* Start RECORD LIST *
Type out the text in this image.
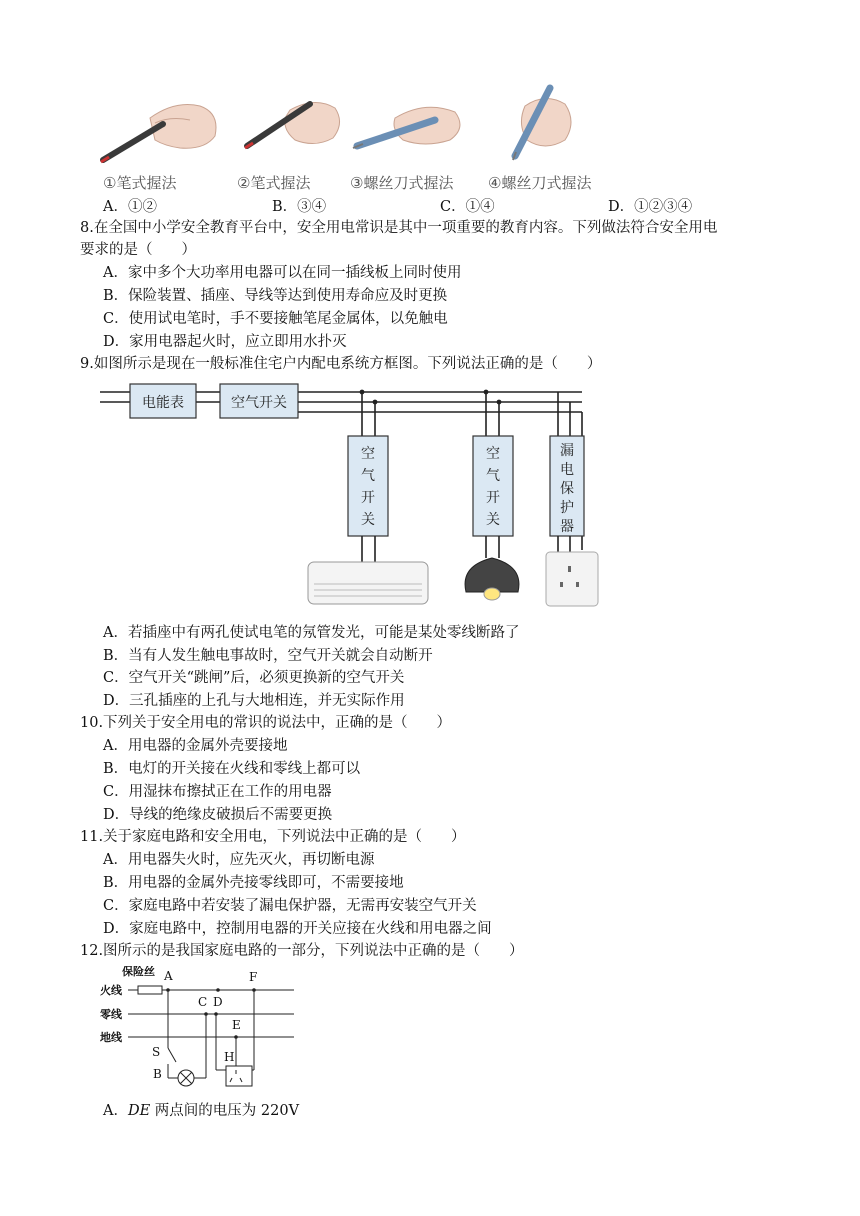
①笔式握法	②笔式握法	③螺丝刀式握法 ④螺丝刀式握法
A．①②	B．③④	C．①④	D．①②③④
8.在全国中小学安全教育平台中，安全用电常识是其中一项重要的教育内容。下列做法符合安全用电
要求的是（　　）
A．家中多个大功率用电器可以在同一插线板上同时使用
B．保险装置、插座、导线等达到使用寿命应及时更换
C．使用试电笔时，手不要接触笔尾金属体，以免触电
D．家用电器起火时，应立即用水扑灭
9.如图所示是现在一般标准住宅户内配电系统方框图。下列说法正确的是（　　）
电能表	空气开关
空
气
开
关
空
气
开
关
漏
电
保
护
器
A．若插座中有两孔使试电笔的氖管发光，可能是某处零线断路了
B．当有人发生触电事故时，空气开关就会自动断开
C．空气开关“跳闸”后，必须更换新的空气开关
D．三孔插座的上孔与大地相连，并无实际作用
10.下列关于安全用电的常识的说法中，正确的是（　　）
A．用电器的金属外壳要接地
B．电灯的开关接在火线和零线上都可以
C．用湿抹布擦拭正在工作的用电器
D．导线的绝缘皮破损后不需要更换
11.关于家庭电路和安全用电，下列说法中正确的是（　　）
A．用电器失火时，应先灭火，再切断电源
B．用电器的金属外壳接零线即可，不需要接地
C．家庭电路中若安装了漏电保护器，无需再安装空气开关
D．家庭电路中，控制用电器的开关应接在火线和用电器之间
12.图所示的是我国家庭电路的一部分，下列说法中正确的是（　　）
保险丝
火线
零线
地线
A
C D
F
E
S
B
H
A．DE 两点间的电压为 220V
* End RECORD LIST *
REQUEST
Print out every entry above without changing a word, and leave out the pictures.

COMPLETED EXERCISE
Type out the text in this image.
①笔式握法	②笔式握法	③螺丝刀式握法 ④螺丝刀式握法
A．①②	B．③④	C．①④	D．①②③④
8.在全国中小学安全教育平台中，安全用电常识是其中一项重要的教育内容。下列做法符合安全用电
要求的是（　　）
A．家中多个大功率用电器可以在同一插线板上同时使用
B．保险装置、插座、导线等达到使用寿命应及时更换
C．使用试电笔时，手不要接触笔尾金属体，以免触电
D．家用电器起火时，应立即用水扑灭
9.如图所示是现在一般标准住宅户内配电系统方框图。下列说法正确的是（　　）
电能表	空气开关
空
气
开
关
空
气
开
关
漏
电
保
护
器
A．若插座中有两孔使试电笔的氖管发光，可能是某处零线断路了
B．当有人发生触电事故时，空气开关就会自动断开
C．空气开关“跳闸”后，必须更换新的空气开关
D．三孔插座的上孔与大地相连，并无实际作用
10.下列关于安全用电的常识的说法中，正确的是（　　）
A．用电器的金属外壳要接地
B．电灯的开关接在火线和零线上都可以
C．用湿抹布擦拭正在工作的用电器
D．导线的绝缘皮破损后不需要更换
11.关于家庭电路和安全用电，下列说法中正确的是（　　）
A．用电器失火时，应先灭火，再切断电源
B．用电器的金属外壳接零线即可，不需要接地
C．家庭电路中若安装了漏电保护器，无需再安装空气开关
D．家庭电路中，控制用电器的开关应接在火线和用电器之间
12.图所示的是我国家庭电路的一部分，下列说法中正确的是（　　）
保险丝
火线
零线
地线
A
C D
F
E
S
B
H
A．DE 两点间的电压为 220V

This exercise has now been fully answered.